◆ Records
+ + + +
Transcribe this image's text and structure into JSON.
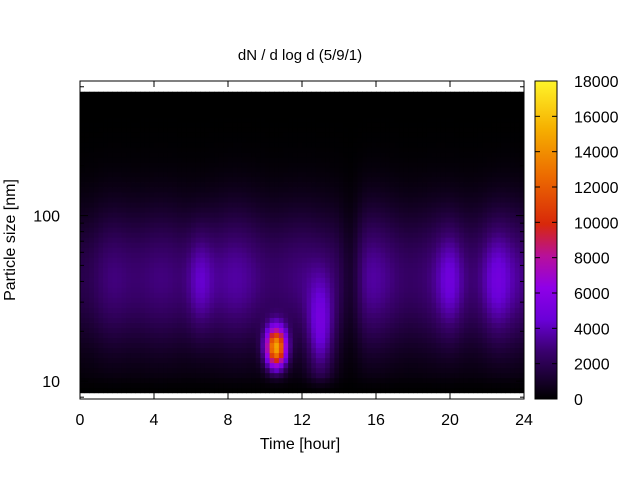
{
  "chart_data": {
    "type": "heatmap",
    "title": "dN / d log d (5/9/1)",
    "xlabel": "Time [hour]",
    "ylabel": "Particle size [nm]",
    "xlim": [
      0,
      24
    ],
    "ylim": [
      7.8,
      650
    ],
    "yscale": "log",
    "xticks": [
      0,
      4,
      8,
      12,
      16,
      20,
      24
    ],
    "yticks": [
      10,
      100
    ],
    "colorbar": {
      "range": [
        0,
        18000
      ],
      "ticks": [
        0,
        2000,
        4000,
        6000,
        8000,
        10000,
        12000,
        14000,
        16000,
        18000
      ],
      "palette": "gnuplot black-purple-red-orange-yellow"
    },
    "data_range_nm": [
      8.5,
      560
    ],
    "hotspots": [
      {
        "time_hour": 10.6,
        "size_nm": 16,
        "value": 16500
      },
      {
        "time_hour": 13.0,
        "size_nm": 20,
        "value": 6000
      },
      {
        "time_hour": 6.5,
        "size_nm": 40,
        "value": 4500
      },
      {
        "time_hour": 20.0,
        "size_nm": 40,
        "value": 4500
      },
      {
        "time_hour": 22.5,
        "size_nm": 40,
        "value": 4000
      }
    ],
    "grid": false,
    "legend": "colorbar-right"
  }
}
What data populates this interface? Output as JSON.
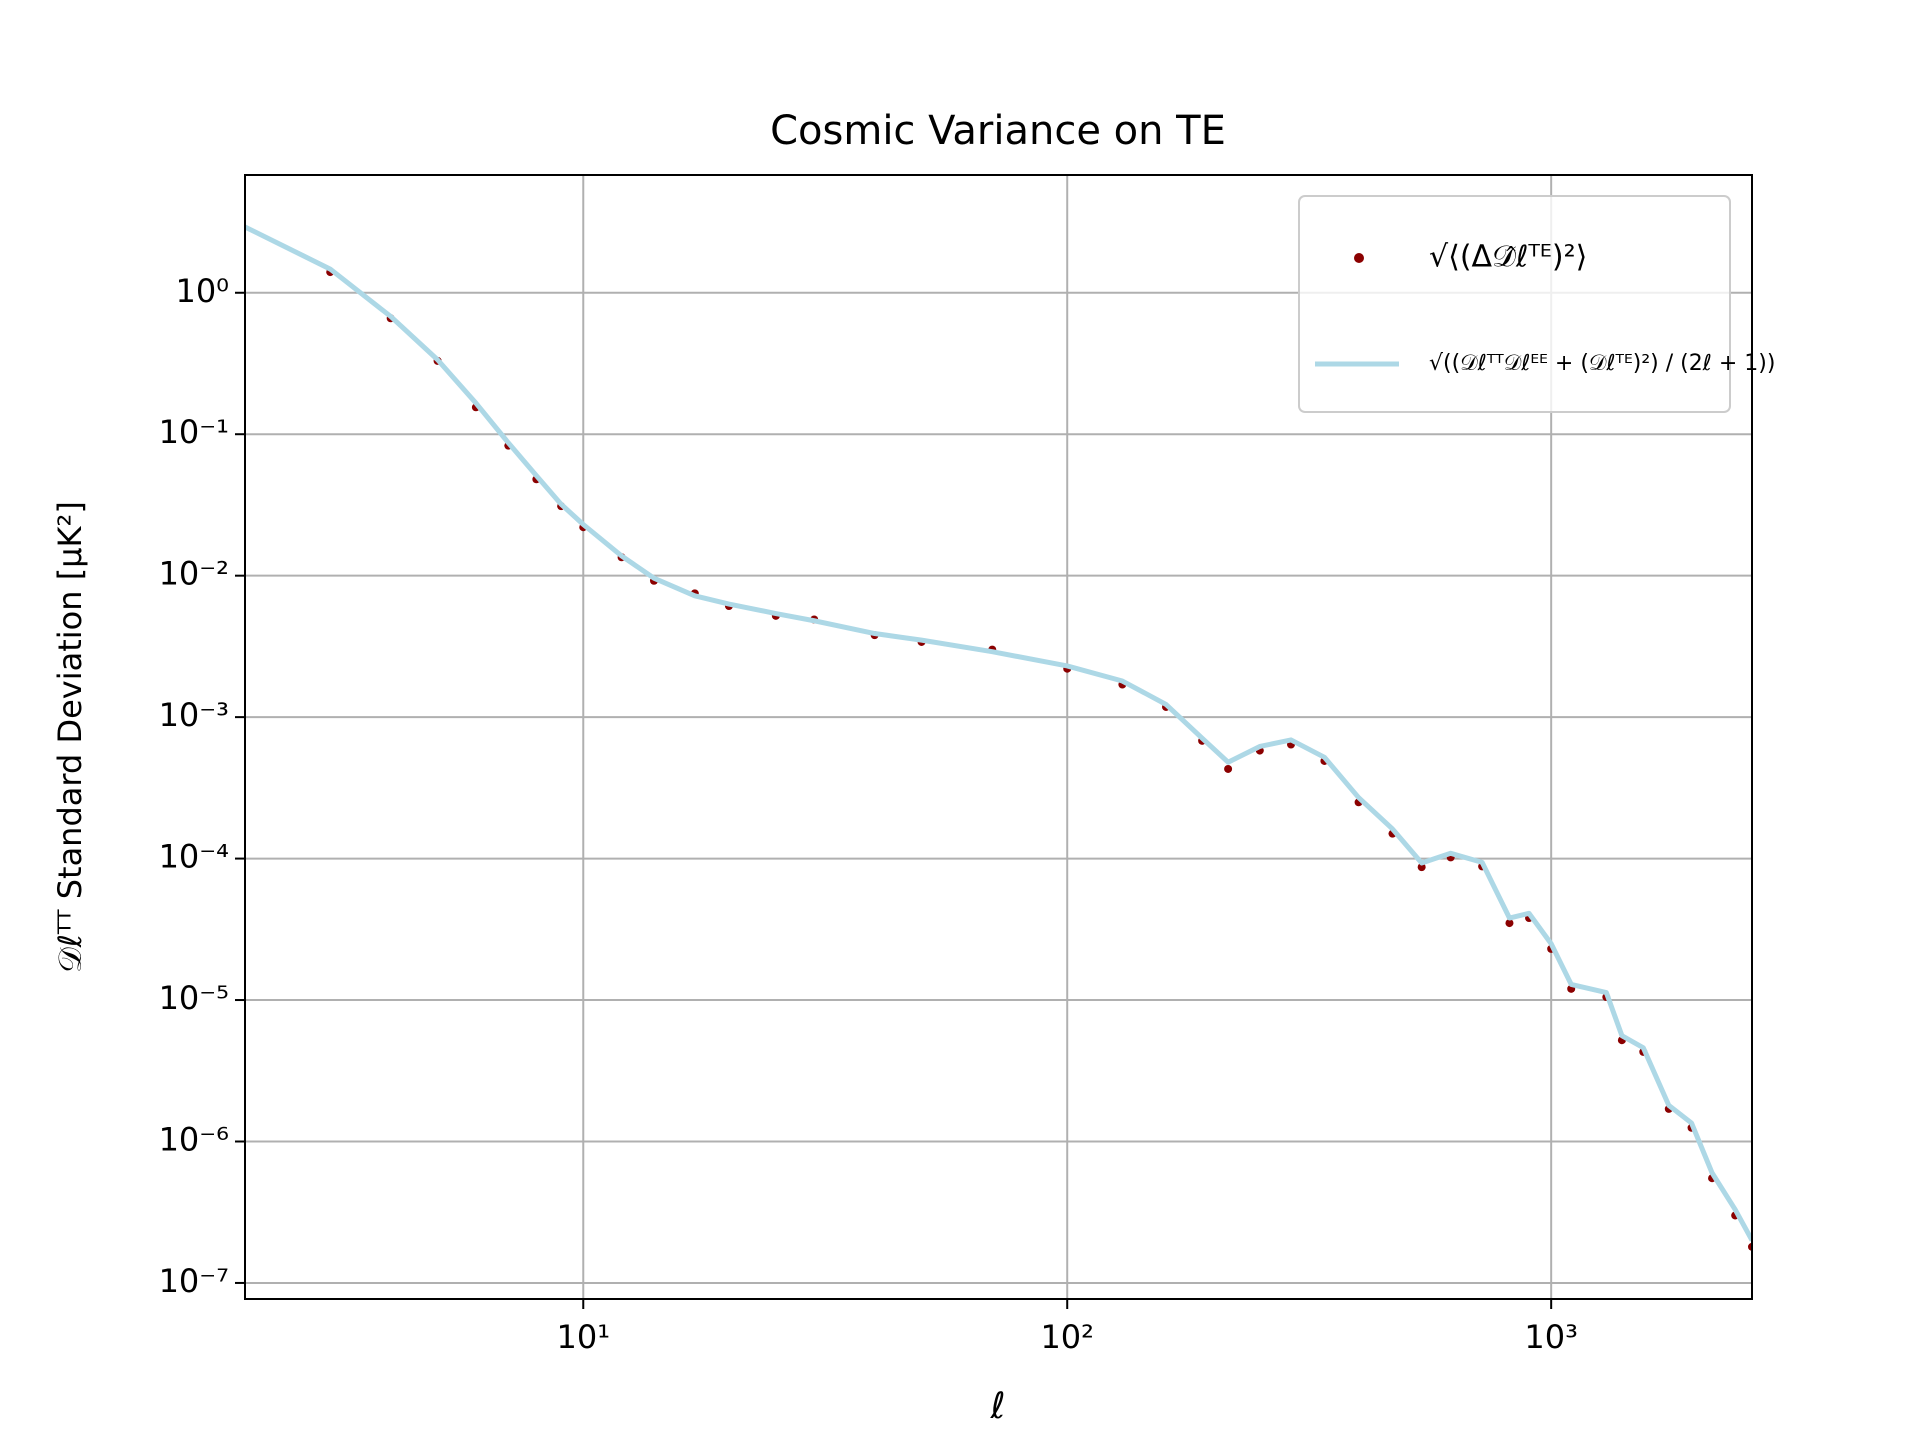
{
  "chart_data": {
    "type": "line",
    "title": "Cosmic Variance on TE",
    "xlabel": "ℓ",
    "ylabel": "𝒟ℓᵀᵀ Standard Deviation [μK²]",
    "xscale": "log",
    "yscale": "log",
    "grid": true,
    "legend": "upper right",
    "xlim": [
      2,
      2600
    ],
    "ylim": [
      7.7e-08,
      6.8
    ],
    "xticks": [
      {
        "value": 10,
        "label": "10¹"
      },
      {
        "value": 100,
        "label": "10²"
      },
      {
        "value": 1000,
        "label": "10³"
      }
    ],
    "yticks": [
      {
        "value": 1,
        "label": "10⁰"
      },
      {
        "value": 0.1,
        "label": "10⁻¹"
      },
      {
        "value": 0.01,
        "label": "10⁻²"
      },
      {
        "value": 0.001,
        "label": "10⁻³"
      },
      {
        "value": 0.0001,
        "label": "10⁻⁴"
      },
      {
        "value": 1e-05,
        "label": "10⁻⁵"
      },
      {
        "value": 1e-06,
        "label": "10⁻⁶"
      },
      {
        "value": 1e-07,
        "label": "10⁻⁷"
      }
    ],
    "x": [
      2,
      3,
      4,
      5,
      6,
      7,
      8,
      9,
      10,
      12,
      14,
      17,
      20,
      25,
      30,
      40,
      50,
      70,
      100,
      130,
      160,
      190,
      215,
      250,
      290,
      340,
      400,
      470,
      540,
      620,
      720,
      820,
      900,
      1000,
      1100,
      1300,
      1400,
      1550,
      1750,
      1950,
      2150,
      2400,
      2600
    ],
    "series": [
      {
        "name": "√⟨(Δ𝒟̂ℓᵀᴱ)²⟩",
        "style": "scatter",
        "color": "#8b0000",
        "values": [
          null,
          1.4,
          0.66,
          0.33,
          0.155,
          0.083,
          0.048,
          0.031,
          0.022,
          0.0135,
          0.0092,
          0.0075,
          0.0061,
          0.0052,
          0.0049,
          0.0038,
          0.0034,
          0.003,
          0.0022,
          0.0017,
          0.00118,
          0.00068,
          0.00043,
          0.00058,
          0.00064,
          0.00049,
          0.00025,
          0.00015,
          8.7e-05,
          0.000102,
          8.8e-05,
          3.5e-05,
          3.8e-05,
          2.3e-05,
          1.2e-05,
          1.05e-05,
          5.2e-06,
          4.3e-06,
          1.7e-06,
          1.25e-06,
          5.5e-07,
          3e-07,
          1.8e-07
        ]
      },
      {
        "name": "√((𝒟ℓᵀᵀ𝒟ℓᴱᴱ + (𝒟ℓᵀᴱ)²) / (2ℓ + 1))",
        "style": "line",
        "color": "#add8e6",
        "values": [
          2.92,
          1.47,
          0.68,
          0.336,
          0.166,
          0.087,
          0.051,
          0.032,
          0.023,
          0.0138,
          0.0096,
          0.0072,
          0.0063,
          0.0054,
          0.0048,
          0.0039,
          0.0035,
          0.0029,
          0.0023,
          0.0018,
          0.00123,
          0.00071,
          0.00048,
          0.00062,
          0.00069,
          0.00052,
          0.00027,
          0.000162,
          9.3e-05,
          0.000109,
          9.4e-05,
          3.8e-05,
          4.1e-05,
          2.5e-05,
          1.29e-05,
          1.13e-05,
          5.6e-06,
          4.6e-06,
          1.8e-06,
          1.35e-06,
          6e-07,
          3.3e-07,
          2e-07
        ]
      }
    ]
  }
}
+ + + +
◆ What the exercise asks
Every record above should be written out again without change, except that the pictures are left out.

◆ Written solution
Transcribe this image's text and structure into JSON.
{
  "chart_data": {
    "type": "heatmap",
    "title": "dN / d log d (5/9/1)",
    "xlabel": "Time [hour]",
    "ylabel": "Particle size [nm]",
    "xlim": [
      0,
      24
    ],
    "ylim": [
      7.8,
      650
    ],
    "yscale": "log",
    "xticks": [
      0,
      4,
      8,
      12,
      16,
      20,
      24
    ],
    "yticks": [
      10,
      100
    ],
    "colorbar": {
      "range": [
        0,
        18000
      ],
      "ticks": [
        0,
        2000,
        4000,
        6000,
        8000,
        10000,
        12000,
        14000,
        16000,
        18000
      ],
      "palette": "gnuplot black-purple-red-orange-yellow"
    },
    "data_range_nm": [
      8.5,
      560
    ],
    "hotspots": [
      {
        "time_hour": 10.6,
        "size_nm": 16,
        "value": 16500
      },
      {
        "time_hour": 13.0,
        "size_nm": 20,
        "value": 6000
      },
      {
        "time_hour": 6.5,
        "size_nm": 40,
        "value": 4500
      },
      {
        "time_hour": 20.0,
        "size_nm": 40,
        "value": 4500
      },
      {
        "time_hour": 22.5,
        "size_nm": 40,
        "value": 4000
      }
    ],
    "grid": false,
    "legend": "colorbar-right"
  }
}
What data populates this interface? Output as JSON.
{
  "chart_data": {
    "type": "line",
    "title": "Cosmic Variance on TE",
    "xlabel": "ℓ",
    "ylabel": "𝒟ℓᵀᵀ Standard Deviation [μK²]",
    "xscale": "log",
    "yscale": "log",
    "grid": true,
    "legend": "upper right",
    "xlim": [
      2,
      2600
    ],
    "ylim": [
      7.7e-08,
      6.8
    ],
    "xticks": [
      {
        "value": 10,
        "label": "10¹"
      },
      {
        "value": 100,
        "label": "10²"
      },
      {
        "value": 1000,
        "label": "10³"
      }
    ],
    "yticks": [
      {
        "value": 1,
        "label": "10⁰"
      },
      {
        "value": 0.1,
        "label": "10⁻¹"
      },
      {
        "value": 0.01,
        "label": "10⁻²"
      },
      {
        "value": 0.001,
        "label": "10⁻³"
      },
      {
        "value": 0.0001,
        "label": "10⁻⁴"
      },
      {
        "value": 1e-05,
        "label": "10⁻⁵"
      },
      {
        "value": 1e-06,
        "label": "10⁻⁶"
      },
      {
        "value": 1e-07,
        "label": "10⁻⁷"
      }
    ],
    "x": [
      2,
      3,
      4,
      5,
      6,
      7,
      8,
      9,
      10,
      12,
      14,
      17,
      20,
      25,
      30,
      40,
      50,
      70,
      100,
      130,
      160,
      190,
      215,
      250,
      290,
      340,
      400,
      470,
      540,
      620,
      720,
      820,
      900,
      1000,
      1100,
      1300,
      1400,
      1550,
      1750,
      1950,
      2150,
      2400,
      2600
    ],
    "series": [
      {
        "name": "√⟨(Δ𝒟̂ℓᵀᴱ)²⟩",
        "style": "scatter",
        "color": "#8b0000",
        "values": [
          null,
          1.4,
          0.66,
          0.33,
          0.155,
          0.083,
          0.048,
          0.031,
          0.022,
          0.0135,
          0.0092,
          0.0075,
          0.0061,
          0.0052,
          0.0049,
          0.0038,
          0.0034,
          0.003,
          0.0022,
          0.0017,
          0.00118,
          0.00068,
          0.00043,
          0.00058,
          0.00064,
          0.00049,
          0.00025,
          0.00015,
          8.7e-05,
          0.000102,
          8.8e-05,
          3.5e-05,
          3.8e-05,
          2.3e-05,
          1.2e-05,
          1.05e-05,
          5.2e-06,
          4.3e-06,
          1.7e-06,
          1.25e-06,
          5.5e-07,
          3e-07,
          1.8e-07
        ]
      },
      {
        "name": "√((𝒟ℓᵀᵀ𝒟ℓᴱᴱ + (𝒟ℓᵀᴱ)²) / (2ℓ + 1))",
        "style": "line",
        "color": "#add8e6",
        "values": [
          2.92,
          1.47,
          0.68,
          0.336,
          0.166,
          0.087,
          0.051,
          0.032,
          0.023,
          0.0138,
          0.0096,
          0.0072,
          0.0063,
          0.0054,
          0.0048,
          0.0039,
          0.0035,
          0.0029,
          0.0023,
          0.0018,
          0.00123,
          0.00071,
          0.00048,
          0.00062,
          0.00069,
          0.00052,
          0.00027,
          0.000162,
          9.3e-05,
          0.000109,
          9.4e-05,
          3.8e-05,
          4.1e-05,
          2.5e-05,
          1.29e-05,
          1.13e-05,
          5.6e-06,
          4.6e-06,
          1.8e-06,
          1.35e-06,
          6e-07,
          3.3e-07,
          2e-07
        ]
      }
    ]
  }
}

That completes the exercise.